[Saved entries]
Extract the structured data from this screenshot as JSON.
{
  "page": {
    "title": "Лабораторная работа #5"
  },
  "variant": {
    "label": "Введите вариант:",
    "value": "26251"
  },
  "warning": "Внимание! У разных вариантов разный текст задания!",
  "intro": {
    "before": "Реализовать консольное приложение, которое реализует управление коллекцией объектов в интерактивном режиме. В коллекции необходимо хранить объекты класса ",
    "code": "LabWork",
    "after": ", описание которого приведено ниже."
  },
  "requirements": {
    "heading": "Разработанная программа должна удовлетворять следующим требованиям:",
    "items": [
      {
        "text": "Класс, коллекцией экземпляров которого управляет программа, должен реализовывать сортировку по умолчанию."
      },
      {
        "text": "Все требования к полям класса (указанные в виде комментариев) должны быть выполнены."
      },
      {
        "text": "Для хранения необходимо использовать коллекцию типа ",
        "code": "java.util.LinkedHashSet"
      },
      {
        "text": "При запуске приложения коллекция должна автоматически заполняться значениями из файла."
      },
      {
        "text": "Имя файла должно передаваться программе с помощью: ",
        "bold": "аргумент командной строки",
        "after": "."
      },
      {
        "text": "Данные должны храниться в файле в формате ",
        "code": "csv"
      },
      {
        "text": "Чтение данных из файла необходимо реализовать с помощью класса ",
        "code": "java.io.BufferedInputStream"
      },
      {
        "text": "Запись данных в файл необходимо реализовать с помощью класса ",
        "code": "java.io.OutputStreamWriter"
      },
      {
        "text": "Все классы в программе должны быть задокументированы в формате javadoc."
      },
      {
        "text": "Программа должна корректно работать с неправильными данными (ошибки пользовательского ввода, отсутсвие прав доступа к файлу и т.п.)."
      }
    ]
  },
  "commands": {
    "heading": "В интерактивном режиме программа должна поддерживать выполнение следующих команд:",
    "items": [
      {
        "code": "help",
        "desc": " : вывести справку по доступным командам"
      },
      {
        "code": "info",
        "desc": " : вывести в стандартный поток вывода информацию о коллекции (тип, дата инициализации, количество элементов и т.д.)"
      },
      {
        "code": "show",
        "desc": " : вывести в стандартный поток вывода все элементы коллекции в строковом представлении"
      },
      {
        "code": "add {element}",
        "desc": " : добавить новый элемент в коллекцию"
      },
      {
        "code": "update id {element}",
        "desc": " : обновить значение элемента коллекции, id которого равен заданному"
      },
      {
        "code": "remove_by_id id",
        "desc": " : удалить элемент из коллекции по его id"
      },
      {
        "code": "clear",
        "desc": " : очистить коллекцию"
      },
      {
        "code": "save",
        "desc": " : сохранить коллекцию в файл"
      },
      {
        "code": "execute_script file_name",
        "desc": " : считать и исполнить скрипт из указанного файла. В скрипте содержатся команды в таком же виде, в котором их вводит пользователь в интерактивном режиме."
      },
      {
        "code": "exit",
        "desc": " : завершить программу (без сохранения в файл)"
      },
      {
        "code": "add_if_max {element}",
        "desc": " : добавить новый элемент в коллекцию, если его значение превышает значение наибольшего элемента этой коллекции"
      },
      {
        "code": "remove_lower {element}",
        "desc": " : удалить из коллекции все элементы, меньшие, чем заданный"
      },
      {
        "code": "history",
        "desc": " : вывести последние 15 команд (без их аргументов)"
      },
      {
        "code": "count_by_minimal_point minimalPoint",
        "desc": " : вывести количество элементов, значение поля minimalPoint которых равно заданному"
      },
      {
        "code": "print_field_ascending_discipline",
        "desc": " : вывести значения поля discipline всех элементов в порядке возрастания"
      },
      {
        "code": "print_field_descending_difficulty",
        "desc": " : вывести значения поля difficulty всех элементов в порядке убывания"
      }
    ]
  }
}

| EXERCISE DESCRIPTION |
Write out each line of the data above again, exactly as given.

| EXERCISE SOLUTION |
Extract the structured data from this screenshot as JSON.
{
  "page": {
    "title": "Лабораторная работа #5"
  },
  "variant": {
    "label": "Введите вариант:",
    "value": "26251"
  },
  "warning": "Внимание! У разных вариантов разный текст задания!",
  "intro": {
    "before": "Реализовать консольное приложение, которое реализует управление коллекцией объектов в интерактивном режиме. В коллекции необходимо хранить объекты класса ",
    "code": "LabWork",
    "after": ", описание которого приведено ниже."
  },
  "requirements": {
    "heading": "Разработанная программа должна удовлетворять следующим требованиям:",
    "items": [
      {
        "text": "Класс, коллекцией экземпляров которого управляет программа, должен реализовывать сортировку по умолчанию."
      },
      {
        "text": "Все требования к полям класса (указанные в виде комментариев) должны быть выполнены."
      },
      {
        "text": "Для хранения необходимо использовать коллекцию типа ",
        "code": "java.util.LinkedHashSet"
      },
      {
        "text": "При запуске приложения коллекция должна автоматически заполняться значениями из файла."
      },
      {
        "text": "Имя файла должно передаваться программе с помощью: ",
        "bold": "аргумент командной строки",
        "after": "."
      },
      {
        "text": "Данные должны храниться в файле в формате ",
        "code": "csv"
      },
      {
        "text": "Чтение данных из файла необходимо реализовать с помощью класса ",
        "code": "java.io.BufferedInputStream"
      },
      {
        "text": "Запись данных в файл необходимо реализовать с помощью класса ",
        "code": "java.io.OutputStreamWriter"
      },
      {
        "text": "Все классы в программе должны быть задокументированы в формате javadoc."
      },
      {
        "text": "Программа должна корректно работать с неправильными данными (ошибки пользовательского ввода, отсутсвие прав доступа к файлу и т.п.)."
      }
    ]
  },
  "commands": {
    "heading": "В интерактивном режиме программа должна поддерживать выполнение следующих команд:",
    "items": [
      {
        "code": "help",
        "desc": " : вывести справку по доступным командам"
      },
      {
        "code": "info",
        "desc": " : вывести в стандартный поток вывода информацию о коллекции (тип, дата инициализации, количество элементов и т.д.)"
      },
      {
        "code": "show",
        "desc": " : вывести в стандартный поток вывода все элементы коллекции в строковом представлении"
      },
      {
        "code": "add {element}",
        "desc": " : добавить новый элемент в коллекцию"
      },
      {
        "code": "update id {element}",
        "desc": " : обновить значение элемента коллекции, id которого равен заданному"
      },
      {
        "code": "remove_by_id id",
        "desc": " : удалить элемент из коллекции по его id"
      },
      {
        "code": "clear",
        "desc": " : очистить коллекцию"
      },
      {
        "code": "save",
        "desc": " : сохранить коллекцию в файл"
      },
      {
        "code": "execute_script file_name",
        "desc": " : считать и исполнить скрипт из указанного файла. В скрипте содержатся команды в таком же виде, в котором их вводит пользователь в интерактивном режиме."
      },
      {
        "code": "exit",
        "desc": " : завершить программу (без сохранения в файл)"
      },
      {
        "code": "add_if_max {element}",
        "desc": " : добавить новый элемент в коллекцию, если его значение превышает значение наибольшего элемента этой коллекции"
      },
      {
        "code": "remove_lower {element}",
        "desc": " : удалить из коллекции все элементы, меньшие, чем заданный"
      },
      {
        "code": "history",
        "desc": " : вывести последние 15 команд (без их аргументов)"
      },
      {
        "code": "count_by_minimal_point minimalPoint",
        "desc": " : вывести количество элементов, значение поля minimalPoint которых равно заданному"
      },
      {
        "code": "print_field_ascending_discipline",
        "desc": " : вывести значения поля discipline всех элементов в порядке возрастания"
      },
      {
        "code": "print_field_descending_difficulty",
        "desc": " : вывести значения поля difficulty всех элементов в порядке убывания"
      }
    ]
  }
}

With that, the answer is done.